— Exercise requirements —
Your task is to repeat all of the material exactly.

Stored entries:
# # # # # # #
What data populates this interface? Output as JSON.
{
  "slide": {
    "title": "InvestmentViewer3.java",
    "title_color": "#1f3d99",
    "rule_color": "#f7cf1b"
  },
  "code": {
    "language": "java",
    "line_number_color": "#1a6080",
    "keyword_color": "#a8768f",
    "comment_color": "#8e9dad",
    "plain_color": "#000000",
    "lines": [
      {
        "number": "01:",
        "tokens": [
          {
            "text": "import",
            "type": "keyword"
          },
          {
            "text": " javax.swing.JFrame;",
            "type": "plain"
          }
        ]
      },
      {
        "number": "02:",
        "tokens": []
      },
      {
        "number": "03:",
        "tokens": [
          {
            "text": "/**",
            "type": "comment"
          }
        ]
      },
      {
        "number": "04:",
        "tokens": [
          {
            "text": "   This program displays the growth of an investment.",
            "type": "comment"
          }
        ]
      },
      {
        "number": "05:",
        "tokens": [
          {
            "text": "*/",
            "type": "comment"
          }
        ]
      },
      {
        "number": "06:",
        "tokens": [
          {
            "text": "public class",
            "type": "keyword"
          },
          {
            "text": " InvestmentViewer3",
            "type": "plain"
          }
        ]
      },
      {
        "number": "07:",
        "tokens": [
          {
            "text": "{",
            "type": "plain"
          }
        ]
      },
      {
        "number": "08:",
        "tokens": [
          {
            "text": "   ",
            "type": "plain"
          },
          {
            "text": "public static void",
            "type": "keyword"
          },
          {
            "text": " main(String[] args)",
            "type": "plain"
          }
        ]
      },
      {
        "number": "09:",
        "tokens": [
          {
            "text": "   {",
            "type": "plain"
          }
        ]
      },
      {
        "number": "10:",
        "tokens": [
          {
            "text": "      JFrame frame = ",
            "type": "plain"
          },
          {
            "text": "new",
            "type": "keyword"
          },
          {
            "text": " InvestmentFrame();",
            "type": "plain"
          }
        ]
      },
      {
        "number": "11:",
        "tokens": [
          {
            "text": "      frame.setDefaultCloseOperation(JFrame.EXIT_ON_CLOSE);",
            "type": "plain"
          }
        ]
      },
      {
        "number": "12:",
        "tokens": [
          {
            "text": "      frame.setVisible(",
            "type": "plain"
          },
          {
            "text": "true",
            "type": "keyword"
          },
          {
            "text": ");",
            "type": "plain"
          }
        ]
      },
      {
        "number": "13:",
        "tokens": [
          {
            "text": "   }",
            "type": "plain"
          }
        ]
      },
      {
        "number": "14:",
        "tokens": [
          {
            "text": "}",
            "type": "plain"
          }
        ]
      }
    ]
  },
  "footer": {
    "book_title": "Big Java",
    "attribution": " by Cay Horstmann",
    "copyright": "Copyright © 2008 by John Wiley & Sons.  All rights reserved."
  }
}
# # # # # # #
— The solution —
What data populates this interface? Output as JSON.
{
  "slide": {
    "title": "InvestmentViewer3.java",
    "title_color": "#1f3d99",
    "rule_color": "#f7cf1b"
  },
  "code": {
    "language": "java",
    "line_number_color": "#1a6080",
    "keyword_color": "#a8768f",
    "comment_color": "#8e9dad",
    "plain_color": "#000000",
    "lines": [
      {
        "number": "01:",
        "tokens": [
          {
            "text": "import",
            "type": "keyword"
          },
          {
            "text": " javax.swing.JFrame;",
            "type": "plain"
          }
        ]
      },
      {
        "number": "02:",
        "tokens": []
      },
      {
        "number": "03:",
        "tokens": [
          {
            "text": "/**",
            "type": "comment"
          }
        ]
      },
      {
        "number": "04:",
        "tokens": [
          {
            "text": "   This program displays the growth of an investment.",
            "type": "comment"
          }
        ]
      },
      {
        "number": "05:",
        "tokens": [
          {
            "text": "*/",
            "type": "comment"
          }
        ]
      },
      {
        "number": "06:",
        "tokens": [
          {
            "text": "public class",
            "type": "keyword"
          },
          {
            "text": " InvestmentViewer3",
            "type": "plain"
          }
        ]
      },
      {
        "number": "07:",
        "tokens": [
          {
            "text": "{",
            "type": "plain"
          }
        ]
      },
      {
        "number": "08:",
        "tokens": [
          {
            "text": "   ",
            "type": "plain"
          },
          {
            "text": "public static void",
            "type": "keyword"
          },
          {
            "text": " main(String[] args)",
            "type": "plain"
          }
        ]
      },
      {
        "number": "09:",
        "tokens": [
          {
            "text": "   {",
            "type": "plain"
          }
        ]
      },
      {
        "number": "10:",
        "tokens": [
          {
            "text": "      JFrame frame = ",
            "type": "plain"
          },
          {
            "text": "new",
            "type": "keyword"
          },
          {
            "text": " InvestmentFrame();",
            "type": "plain"
          }
        ]
      },
      {
        "number": "11:",
        "tokens": [
          {
            "text": "      frame.setDefaultCloseOperation(JFrame.EXIT_ON_CLOSE);",
            "type": "plain"
          }
        ]
      },
      {
        "number": "12:",
        "tokens": [
          {
            "text": "      frame.setVisible(",
            "type": "plain"
          },
          {
            "text": "true",
            "type": "keyword"
          },
          {
            "text": ");",
            "type": "plain"
          }
        ]
      },
      {
        "number": "13:",
        "tokens": [
          {
            "text": "   }",
            "type": "plain"
          }
        ]
      },
      {
        "number": "14:",
        "tokens": [
          {
            "text": "}",
            "type": "plain"
          }
        ]
      }
    ]
  },
  "footer": {
    "book_title": "Big Java",
    "attribution": " by Cay Horstmann",
    "copyright": "Copyright © 2008 by John Wiley & Sons.  All rights reserved."
  }
}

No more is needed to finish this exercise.